* begin The records *

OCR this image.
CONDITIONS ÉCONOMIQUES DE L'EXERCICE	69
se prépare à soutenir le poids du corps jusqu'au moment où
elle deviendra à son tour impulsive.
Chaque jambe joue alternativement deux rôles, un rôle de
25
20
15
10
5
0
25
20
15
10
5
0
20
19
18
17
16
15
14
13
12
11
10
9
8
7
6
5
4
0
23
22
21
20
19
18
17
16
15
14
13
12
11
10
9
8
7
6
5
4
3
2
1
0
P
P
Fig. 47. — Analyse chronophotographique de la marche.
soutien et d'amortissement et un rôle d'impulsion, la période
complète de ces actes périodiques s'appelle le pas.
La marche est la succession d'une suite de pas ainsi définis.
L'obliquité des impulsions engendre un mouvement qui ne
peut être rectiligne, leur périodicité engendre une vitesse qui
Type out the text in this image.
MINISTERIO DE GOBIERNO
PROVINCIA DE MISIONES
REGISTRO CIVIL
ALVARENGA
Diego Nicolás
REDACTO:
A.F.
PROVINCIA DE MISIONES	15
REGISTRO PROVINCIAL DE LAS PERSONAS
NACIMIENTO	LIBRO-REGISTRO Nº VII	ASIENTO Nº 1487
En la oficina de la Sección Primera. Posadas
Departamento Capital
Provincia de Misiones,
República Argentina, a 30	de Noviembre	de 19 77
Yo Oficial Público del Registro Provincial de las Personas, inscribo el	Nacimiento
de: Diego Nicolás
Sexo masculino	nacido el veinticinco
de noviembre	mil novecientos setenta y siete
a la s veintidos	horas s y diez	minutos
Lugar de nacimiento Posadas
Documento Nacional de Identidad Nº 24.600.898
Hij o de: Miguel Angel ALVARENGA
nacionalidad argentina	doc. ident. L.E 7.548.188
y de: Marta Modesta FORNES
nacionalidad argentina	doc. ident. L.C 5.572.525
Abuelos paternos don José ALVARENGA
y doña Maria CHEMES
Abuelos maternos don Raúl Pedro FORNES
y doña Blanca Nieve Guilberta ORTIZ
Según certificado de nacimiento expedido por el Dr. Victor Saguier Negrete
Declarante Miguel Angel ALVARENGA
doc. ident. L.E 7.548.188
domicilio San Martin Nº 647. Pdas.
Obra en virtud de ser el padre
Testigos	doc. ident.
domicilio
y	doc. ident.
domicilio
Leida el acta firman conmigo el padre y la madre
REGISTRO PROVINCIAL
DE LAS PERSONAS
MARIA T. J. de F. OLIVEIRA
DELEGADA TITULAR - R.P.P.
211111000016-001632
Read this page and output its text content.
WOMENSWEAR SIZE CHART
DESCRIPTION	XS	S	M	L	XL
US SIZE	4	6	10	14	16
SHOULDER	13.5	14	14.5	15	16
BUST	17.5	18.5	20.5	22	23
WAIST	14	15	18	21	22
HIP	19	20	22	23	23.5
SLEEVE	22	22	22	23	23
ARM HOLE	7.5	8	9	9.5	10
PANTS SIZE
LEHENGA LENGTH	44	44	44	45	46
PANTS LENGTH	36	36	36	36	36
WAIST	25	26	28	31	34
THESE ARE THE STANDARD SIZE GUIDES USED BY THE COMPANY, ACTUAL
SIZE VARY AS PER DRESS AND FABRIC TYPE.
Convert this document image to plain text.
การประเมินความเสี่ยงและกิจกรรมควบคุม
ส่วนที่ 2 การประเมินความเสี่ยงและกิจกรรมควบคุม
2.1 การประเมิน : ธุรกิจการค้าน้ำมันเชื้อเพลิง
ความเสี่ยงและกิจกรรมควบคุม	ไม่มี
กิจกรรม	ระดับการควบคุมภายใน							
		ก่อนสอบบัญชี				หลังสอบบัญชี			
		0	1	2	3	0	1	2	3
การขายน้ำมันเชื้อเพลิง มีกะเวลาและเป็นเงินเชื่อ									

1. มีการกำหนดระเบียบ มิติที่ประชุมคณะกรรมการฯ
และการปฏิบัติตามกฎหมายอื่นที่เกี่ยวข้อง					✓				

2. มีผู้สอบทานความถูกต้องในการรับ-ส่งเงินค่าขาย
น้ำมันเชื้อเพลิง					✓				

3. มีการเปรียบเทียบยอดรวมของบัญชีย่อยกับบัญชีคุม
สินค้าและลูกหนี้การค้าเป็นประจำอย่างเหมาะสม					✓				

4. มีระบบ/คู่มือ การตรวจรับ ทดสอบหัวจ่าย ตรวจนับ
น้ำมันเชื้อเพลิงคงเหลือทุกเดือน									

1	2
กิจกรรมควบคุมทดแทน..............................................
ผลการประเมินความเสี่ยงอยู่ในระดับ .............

* end The records *

Search the lines for "ALVARENGA". Copy each line that has it.

→ Task response:
ALVARENGA
Hij o de: Miguel Angel ALVARENGA
Abuelos paternos don José ALVARENGA
Declarante Miguel Angel ALVARENGA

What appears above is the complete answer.